* [DIRECTIONS FOR THIS TASK]:
Pictures should be excluded; otherwise, copy every entry exactly.
===== EXERCISE MATERIAL
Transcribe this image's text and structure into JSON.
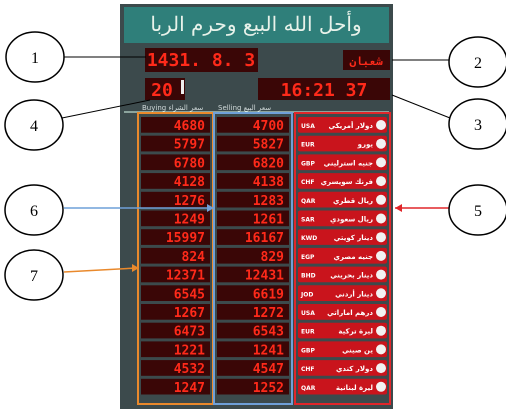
{
  "board": {
    "header": "وأحل الله البيع وحرم الربا",
    "date": "1431. 8. 3",
    "month": "شعبان",
    "temperature": "20",
    "time": "16:21 37",
    "buying_label": "Buying سعر الشراء",
    "selling_label": "Selling سعر البيع",
    "rows": [
      {
        "name": "دولار أمريكي",
        "code": "USA",
        "buy": "4680",
        "sell": "4700"
      },
      {
        "name": "يورو",
        "code": "EUR",
        "buy": "5797",
        "sell": "5827"
      },
      {
        "name": "جنيه استرليني",
        "code": "GBP",
        "buy": "6780",
        "sell": "6820"
      },
      {
        "name": "فرنك سويسري",
        "code": "CHF",
        "buy": "4128",
        "sell": "4138"
      },
      {
        "name": "ريال قطري",
        "code": "QAR",
        "buy": "1276",
        "sell": "1283"
      },
      {
        "name": "ريال سعودي",
        "code": "SAR",
        "buy": "1249",
        "sell": "1261"
      },
      {
        "name": "دينار كويتي",
        "code": "KWD",
        "buy": "15997",
        "sell": "16167"
      },
      {
        "name": "جنيه مصري",
        "code": "EGP",
        "buy": "824",
        "sell": "829"
      },
      {
        "name": "دينار بحريني",
        "code": "BHD",
        "buy": "12371",
        "sell": "12431"
      },
      {
        "name": "دينار أردني",
        "code": "JOD",
        "buy": "6545",
        "sell": "6619"
      },
      {
        "name": "درهم اماراتي",
        "code": "USA",
        "buy": "1267",
        "sell": "1272"
      },
      {
        "name": "ليرة تركية",
        "code": "EUR",
        "buy": "6473",
        "sell": "6543"
      },
      {
        "name": "ين صيني",
        "code": "GBP",
        "buy": "1221",
        "sell": "1241"
      },
      {
        "name": "دولار كندي",
        "code": "CHF",
        "buy": "4532",
        "sell": "4547"
      },
      {
        "name": "ليرة لبنانية",
        "code": "QAR",
        "buy": "1247",
        "sell": "1252"
      }
    ]
  },
  "callouts": [
    "1",
    "2",
    "3",
    "4",
    "5",
    "6",
    "7"
  ]
}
==========
* [RESPONSE]:
Transcribe this image's text and structure into JSON.
{
  "board": {
    "header": "وأحل الله البيع وحرم الربا",
    "date": "1431. 8. 3",
    "month": "شعبان",
    "temperature": "20",
    "time": "16:21 37",
    "buying_label": "Buying سعر الشراء",
    "selling_label": "Selling سعر البيع",
    "rows": [
      {
        "name": "دولار أمريكي",
        "code": "USA",
        "buy": "4680",
        "sell": "4700"
      },
      {
        "name": "يورو",
        "code": "EUR",
        "buy": "5797",
        "sell": "5827"
      },
      {
        "name": "جنيه استرليني",
        "code": "GBP",
        "buy": "6780",
        "sell": "6820"
      },
      {
        "name": "فرنك سويسري",
        "code": "CHF",
        "buy": "4128",
        "sell": "4138"
      },
      {
        "name": "ريال قطري",
        "code": "QAR",
        "buy": "1276",
        "sell": "1283"
      },
      {
        "name": "ريال سعودي",
        "code": "SAR",
        "buy": "1249",
        "sell": "1261"
      },
      {
        "name": "دينار كويتي",
        "code": "KWD",
        "buy": "15997",
        "sell": "16167"
      },
      {
        "name": "جنيه مصري",
        "code": "EGP",
        "buy": "824",
        "sell": "829"
      },
      {
        "name": "دينار بحريني",
        "code": "BHD",
        "buy": "12371",
        "sell": "12431"
      },
      {
        "name": "دينار أردني",
        "code": "JOD",
        "buy": "6545",
        "sell": "6619"
      },
      {
        "name": "درهم اماراتي",
        "code": "USA",
        "buy": "1267",
        "sell": "1272"
      },
      {
        "name": "ليرة تركية",
        "code": "EUR",
        "buy": "6473",
        "sell": "6543"
      },
      {
        "name": "ين صيني",
        "code": "GBP",
        "buy": "1221",
        "sell": "1241"
      },
      {
        "name": "دولار كندي",
        "code": "CHF",
        "buy": "4532",
        "sell": "4547"
      },
      {
        "name": "ليرة لبنانية",
        "code": "QAR",
        "buy": "1247",
        "sell": "1252"
      }
    ]
  },
  "callouts": [
    "1",
    "2",
    "3",
    "4",
    "5",
    "6",
    "7"
  ]
}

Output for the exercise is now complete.